Without the pictures, print each of the records below exactly as it appears.

-----

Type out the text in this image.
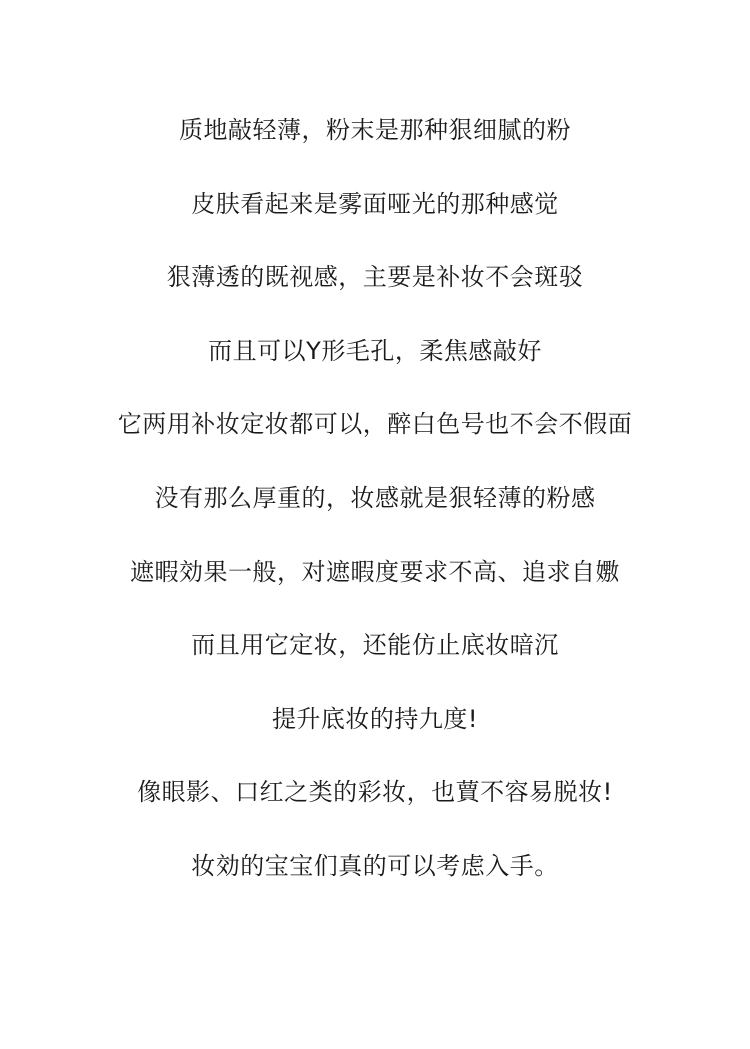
质地敲轻薄，粉末是那种狠细腻的粉
皮肤看起来是雾面哑光的那种感觉
狠薄透的既视感，主要是补妆不会斑驳
而且可以Y形毛孔，柔焦感敲好
它两用补妆定妆都可以，醉白色号也不会不假面
没有那么厚重的，妆感就是狠轻薄的粉感
遮暇効果一般，对遮暇度要求不高、追求自嫐
而且用它定妆，还能仿止底妆暗沉
提升底妆的持九度!
像眼影、口红之类的彩妆，也蕒不容易脱妆!
妆効的宝宝们真的可以考虑入手。
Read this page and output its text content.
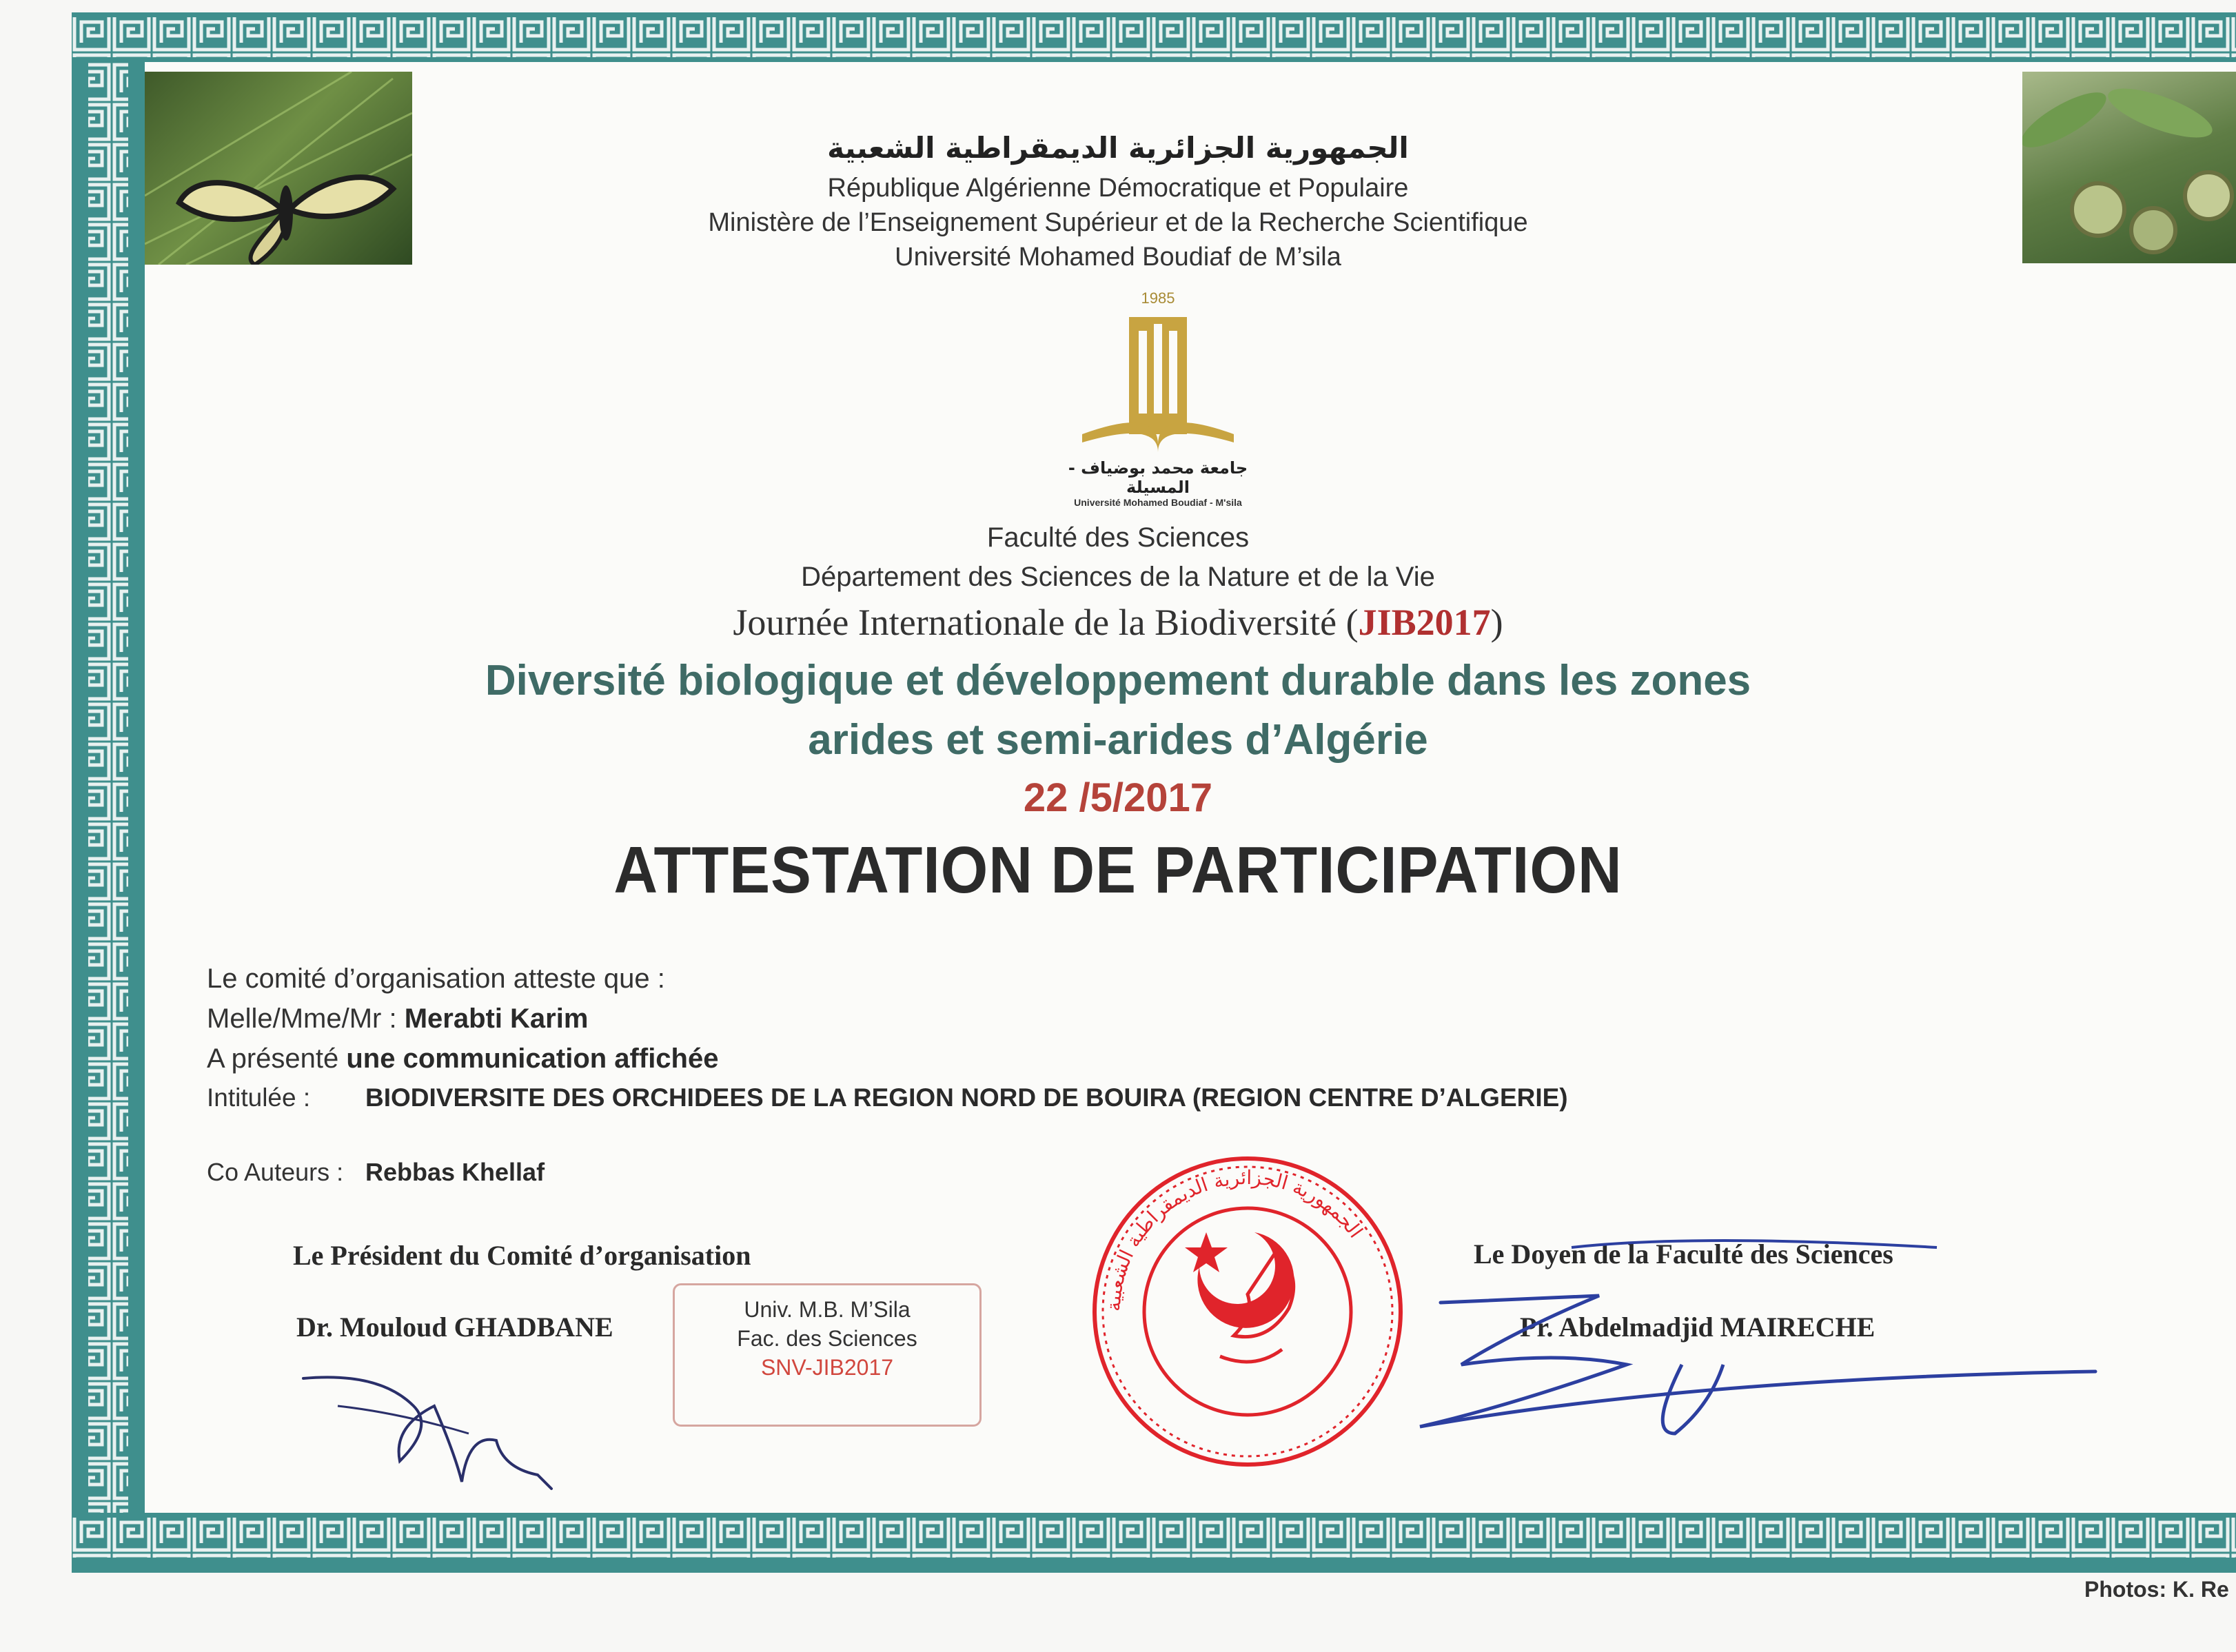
الجمهورية الجزائرية الديمقراطية الشعبية
République Algérienne Démocratique et Populaire
Ministère de l’Enseignement Supérieur et de la Recherche Scientifique
Université Mohamed Boudiaf de M’sila
1985
جامعة محمد بوضياف - المسيلة
Université Mohamed Boudiaf - M'sila
Faculté des Sciences
Département des Sciences de la Nature et de la Vie
Journée Internationale de la Biodiversité (JIB2017)
Diversité biologique et développement durable dans les zones
arides et semi-arides d’Algérie
22 /5/2017
ATTESTATION DE PARTICIPATION
Le comité d’organisation atteste que :
Melle/Mme/Mr : Merabti Karim
A présenté une communication affichée
Intitulée :BIODIVERSITE DES ORCHIDEES DE LA REGION NORD DE BOUIRA (REGION CENTRE D’ALGERIE)
Co Auteurs :Rebbas Khellaf
Le Président du Comité d’organisation
Dr. Mouloud GHADBANE
Le Doyen de la Faculté des Sciences
Pr. Abdelmadjid MAIRECHE
Univ. M.B. M’Sila
Fac. des Sciences
SNV-JIB2017
الجمهورية الجزائرية الديمقراطية الشعبية
Photos: K. Re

-----

**Correct response**:
Type out the text in this image.
质地敲轻薄，粉末是那种狠细腻的粉
皮肤看起来是雾面哑光的那种感觉
狠薄透的既视感，主要是补妆不会斑驳
而且可以Y形毛孔，柔焦感敲好
它两用补妆定妆都可以，醉白色号也不会不假面
没有那么厚重的，妆感就是狠轻薄的粉感
遮暇効果一般，对遮暇度要求不高、追求自嫐
而且用它定妆，还能仿止底妆暗沉
提升底妆的持九度!
像眼影、口红之类的彩妆，也蕒不容易脱妆!
妆効的宝宝们真的可以考虑入手。
Read this page and output its text content.
الجمهورية الجزائرية الديمقراطية الشعبية
République Algérienne Démocratique et Populaire
Ministère de l’Enseignement Supérieur et de la Recherche Scientifique
Université Mohamed Boudiaf de M’sila
1985
جامعة محمد بوضياف - المسيلة
Université Mohamed Boudiaf - M'sila
Faculté des Sciences
Département des Sciences de la Nature et de la Vie
Journée Internationale de la Biodiversité (JIB2017)
Diversité biologique et développement durable dans les zones
arides et semi-arides d’Algérie
22 /5/2017
ATTESTATION DE PARTICIPATION
Le comité d’organisation atteste que :
Melle/Mme/Mr : Merabti Karim
A présenté une communication affichée
Intitulée :BIODIVERSITE DES ORCHIDEES DE LA REGION NORD DE BOUIRA (REGION CENTRE D’ALGERIE)
Co Auteurs :Rebbas Khellaf
Le Président du Comité d’organisation
Dr. Mouloud GHADBANE
Le Doyen de la Faculté des Sciences
Pr. Abdelmadjid MAIRECHE
Univ. M.B. M’Sila
Fac. des Sciences
SNV-JIB2017
الجمهورية الجزائرية الديمقراطية الشعبية
Photos: K. Re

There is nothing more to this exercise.